_Stored data entries:_

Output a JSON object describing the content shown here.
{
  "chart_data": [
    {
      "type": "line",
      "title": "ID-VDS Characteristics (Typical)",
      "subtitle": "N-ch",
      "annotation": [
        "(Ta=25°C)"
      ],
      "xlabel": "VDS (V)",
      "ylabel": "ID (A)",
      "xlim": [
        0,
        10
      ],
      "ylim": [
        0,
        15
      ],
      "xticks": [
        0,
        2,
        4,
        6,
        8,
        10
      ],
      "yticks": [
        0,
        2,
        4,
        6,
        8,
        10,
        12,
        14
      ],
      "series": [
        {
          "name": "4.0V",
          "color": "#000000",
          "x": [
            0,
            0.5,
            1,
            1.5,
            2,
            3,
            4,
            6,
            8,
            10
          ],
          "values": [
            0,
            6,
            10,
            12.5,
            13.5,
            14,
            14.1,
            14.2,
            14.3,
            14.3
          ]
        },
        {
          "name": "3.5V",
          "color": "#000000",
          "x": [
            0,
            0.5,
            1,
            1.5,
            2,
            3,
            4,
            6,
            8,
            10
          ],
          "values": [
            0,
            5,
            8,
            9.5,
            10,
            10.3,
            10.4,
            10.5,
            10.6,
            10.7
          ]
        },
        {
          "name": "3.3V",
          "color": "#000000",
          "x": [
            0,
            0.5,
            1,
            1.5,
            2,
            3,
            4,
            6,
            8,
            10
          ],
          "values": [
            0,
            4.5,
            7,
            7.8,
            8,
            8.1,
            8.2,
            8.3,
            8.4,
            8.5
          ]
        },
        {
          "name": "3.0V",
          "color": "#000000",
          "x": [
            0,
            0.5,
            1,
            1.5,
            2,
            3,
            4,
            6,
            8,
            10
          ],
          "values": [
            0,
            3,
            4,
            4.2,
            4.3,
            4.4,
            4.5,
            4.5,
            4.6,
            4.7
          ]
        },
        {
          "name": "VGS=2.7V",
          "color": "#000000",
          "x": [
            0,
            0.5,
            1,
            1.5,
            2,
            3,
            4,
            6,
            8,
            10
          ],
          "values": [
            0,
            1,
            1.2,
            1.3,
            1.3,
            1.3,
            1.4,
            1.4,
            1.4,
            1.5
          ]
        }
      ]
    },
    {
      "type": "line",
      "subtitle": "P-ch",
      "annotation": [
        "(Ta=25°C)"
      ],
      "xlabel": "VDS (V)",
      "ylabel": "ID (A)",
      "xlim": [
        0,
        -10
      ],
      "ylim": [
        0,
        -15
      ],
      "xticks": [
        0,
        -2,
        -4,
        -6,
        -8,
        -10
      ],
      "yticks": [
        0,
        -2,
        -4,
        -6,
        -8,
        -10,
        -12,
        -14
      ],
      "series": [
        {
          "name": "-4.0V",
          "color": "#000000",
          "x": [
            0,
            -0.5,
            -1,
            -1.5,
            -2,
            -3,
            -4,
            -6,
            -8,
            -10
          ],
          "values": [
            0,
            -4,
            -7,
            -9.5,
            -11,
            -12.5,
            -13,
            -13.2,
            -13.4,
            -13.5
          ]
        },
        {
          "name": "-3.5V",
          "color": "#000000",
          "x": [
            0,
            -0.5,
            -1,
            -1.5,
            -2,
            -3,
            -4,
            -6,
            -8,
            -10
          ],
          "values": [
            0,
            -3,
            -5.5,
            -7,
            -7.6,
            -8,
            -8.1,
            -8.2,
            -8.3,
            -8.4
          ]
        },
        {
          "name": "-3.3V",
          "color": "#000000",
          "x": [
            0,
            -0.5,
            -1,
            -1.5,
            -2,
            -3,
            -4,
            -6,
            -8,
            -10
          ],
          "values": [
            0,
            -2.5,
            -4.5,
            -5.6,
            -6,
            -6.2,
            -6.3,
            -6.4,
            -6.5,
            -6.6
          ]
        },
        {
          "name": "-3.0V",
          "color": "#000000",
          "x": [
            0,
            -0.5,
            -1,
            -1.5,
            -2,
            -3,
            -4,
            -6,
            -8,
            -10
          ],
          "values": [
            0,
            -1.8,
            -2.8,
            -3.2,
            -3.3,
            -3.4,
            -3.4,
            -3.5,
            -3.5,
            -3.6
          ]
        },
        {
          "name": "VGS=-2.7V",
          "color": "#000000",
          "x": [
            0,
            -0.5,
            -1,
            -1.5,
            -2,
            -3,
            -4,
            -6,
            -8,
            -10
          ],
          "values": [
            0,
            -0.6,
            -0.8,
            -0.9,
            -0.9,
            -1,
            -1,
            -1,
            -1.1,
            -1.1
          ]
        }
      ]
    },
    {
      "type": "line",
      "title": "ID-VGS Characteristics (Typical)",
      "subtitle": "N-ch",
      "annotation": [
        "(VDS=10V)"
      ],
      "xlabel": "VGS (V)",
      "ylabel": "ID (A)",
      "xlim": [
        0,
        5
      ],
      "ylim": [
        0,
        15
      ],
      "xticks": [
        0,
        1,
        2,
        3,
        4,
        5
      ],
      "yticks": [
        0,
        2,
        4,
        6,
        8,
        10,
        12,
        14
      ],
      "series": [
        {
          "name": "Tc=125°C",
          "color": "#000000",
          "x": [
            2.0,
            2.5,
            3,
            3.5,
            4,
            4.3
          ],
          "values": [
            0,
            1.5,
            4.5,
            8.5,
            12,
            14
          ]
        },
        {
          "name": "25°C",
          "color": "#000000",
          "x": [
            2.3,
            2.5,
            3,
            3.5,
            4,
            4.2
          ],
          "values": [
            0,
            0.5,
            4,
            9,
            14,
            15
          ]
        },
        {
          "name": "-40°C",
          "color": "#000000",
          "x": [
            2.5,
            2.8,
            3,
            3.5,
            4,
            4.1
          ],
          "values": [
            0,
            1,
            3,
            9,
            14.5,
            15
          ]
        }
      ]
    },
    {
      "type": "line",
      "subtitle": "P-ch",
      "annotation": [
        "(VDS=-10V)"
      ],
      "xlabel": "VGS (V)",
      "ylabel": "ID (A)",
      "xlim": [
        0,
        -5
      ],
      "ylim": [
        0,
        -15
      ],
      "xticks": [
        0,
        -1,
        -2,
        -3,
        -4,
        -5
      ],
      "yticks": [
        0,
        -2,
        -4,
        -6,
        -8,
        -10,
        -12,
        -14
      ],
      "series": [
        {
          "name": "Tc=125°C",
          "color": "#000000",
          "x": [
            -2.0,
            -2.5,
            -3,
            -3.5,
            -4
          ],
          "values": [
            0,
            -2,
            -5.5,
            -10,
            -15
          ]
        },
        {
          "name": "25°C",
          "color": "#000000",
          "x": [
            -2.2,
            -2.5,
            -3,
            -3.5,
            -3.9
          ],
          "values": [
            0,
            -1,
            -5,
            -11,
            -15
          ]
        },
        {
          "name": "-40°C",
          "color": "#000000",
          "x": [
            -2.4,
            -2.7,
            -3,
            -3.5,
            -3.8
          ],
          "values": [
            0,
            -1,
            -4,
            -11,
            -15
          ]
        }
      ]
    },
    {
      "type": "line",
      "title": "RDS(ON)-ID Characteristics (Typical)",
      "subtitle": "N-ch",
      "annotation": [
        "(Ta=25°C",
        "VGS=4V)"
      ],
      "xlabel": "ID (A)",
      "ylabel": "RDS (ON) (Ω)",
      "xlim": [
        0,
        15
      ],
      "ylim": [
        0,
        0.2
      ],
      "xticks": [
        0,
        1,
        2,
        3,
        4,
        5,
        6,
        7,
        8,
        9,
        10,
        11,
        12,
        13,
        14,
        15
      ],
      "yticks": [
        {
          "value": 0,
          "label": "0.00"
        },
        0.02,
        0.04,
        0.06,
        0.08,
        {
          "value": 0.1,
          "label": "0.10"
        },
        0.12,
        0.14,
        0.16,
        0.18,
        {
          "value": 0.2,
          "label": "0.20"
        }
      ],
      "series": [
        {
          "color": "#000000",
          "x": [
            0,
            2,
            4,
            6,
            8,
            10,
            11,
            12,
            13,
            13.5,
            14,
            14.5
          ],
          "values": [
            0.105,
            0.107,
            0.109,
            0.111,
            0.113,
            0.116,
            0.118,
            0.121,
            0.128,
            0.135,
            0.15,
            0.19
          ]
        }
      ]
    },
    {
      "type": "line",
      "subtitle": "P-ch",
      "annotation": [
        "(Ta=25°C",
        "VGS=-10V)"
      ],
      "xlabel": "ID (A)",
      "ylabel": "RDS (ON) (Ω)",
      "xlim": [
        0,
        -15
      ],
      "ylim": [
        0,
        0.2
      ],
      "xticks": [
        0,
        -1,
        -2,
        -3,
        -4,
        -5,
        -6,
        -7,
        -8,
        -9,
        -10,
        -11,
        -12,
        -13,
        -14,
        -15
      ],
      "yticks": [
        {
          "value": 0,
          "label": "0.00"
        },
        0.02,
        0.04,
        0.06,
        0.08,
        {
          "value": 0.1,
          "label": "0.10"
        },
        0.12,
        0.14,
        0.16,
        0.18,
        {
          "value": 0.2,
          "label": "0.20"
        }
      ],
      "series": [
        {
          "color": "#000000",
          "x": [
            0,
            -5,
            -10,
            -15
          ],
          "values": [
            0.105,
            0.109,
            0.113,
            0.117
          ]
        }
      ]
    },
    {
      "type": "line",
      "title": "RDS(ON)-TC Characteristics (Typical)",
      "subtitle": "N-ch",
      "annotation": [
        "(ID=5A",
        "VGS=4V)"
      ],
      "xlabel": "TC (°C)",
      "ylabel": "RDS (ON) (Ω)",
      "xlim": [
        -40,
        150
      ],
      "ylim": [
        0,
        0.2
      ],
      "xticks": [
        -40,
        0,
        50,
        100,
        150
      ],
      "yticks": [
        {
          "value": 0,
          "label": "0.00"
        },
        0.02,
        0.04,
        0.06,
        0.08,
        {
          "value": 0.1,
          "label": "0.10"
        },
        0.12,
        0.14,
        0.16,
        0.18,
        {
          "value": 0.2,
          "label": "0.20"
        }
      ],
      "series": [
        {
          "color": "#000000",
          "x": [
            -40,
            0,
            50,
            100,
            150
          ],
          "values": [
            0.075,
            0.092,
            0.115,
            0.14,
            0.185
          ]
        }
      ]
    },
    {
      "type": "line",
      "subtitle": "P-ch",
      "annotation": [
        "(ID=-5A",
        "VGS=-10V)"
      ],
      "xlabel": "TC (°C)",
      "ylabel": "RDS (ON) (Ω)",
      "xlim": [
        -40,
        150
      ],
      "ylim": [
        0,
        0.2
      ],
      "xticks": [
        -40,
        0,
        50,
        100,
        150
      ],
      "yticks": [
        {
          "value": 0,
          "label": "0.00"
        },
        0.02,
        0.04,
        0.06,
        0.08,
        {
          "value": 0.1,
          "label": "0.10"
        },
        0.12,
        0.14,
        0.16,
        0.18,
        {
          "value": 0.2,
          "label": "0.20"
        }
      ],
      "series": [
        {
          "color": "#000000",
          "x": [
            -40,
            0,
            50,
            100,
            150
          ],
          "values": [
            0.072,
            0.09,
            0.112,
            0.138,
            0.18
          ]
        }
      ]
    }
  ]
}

_WRITTEN EXERCISE:_
Lines containing the string "Typical" are to be selected and copied.

_WRITTEN ANSWER:_
      "title": "ID-VDS Characteristics (Typical)",
      "title": "ID-VGS Characteristics (Typical)",
      "title": "RDS(ON)-ID Characteristics (Typical)",
      "title": "RDS(ON)-TC Characteristics (Typical)",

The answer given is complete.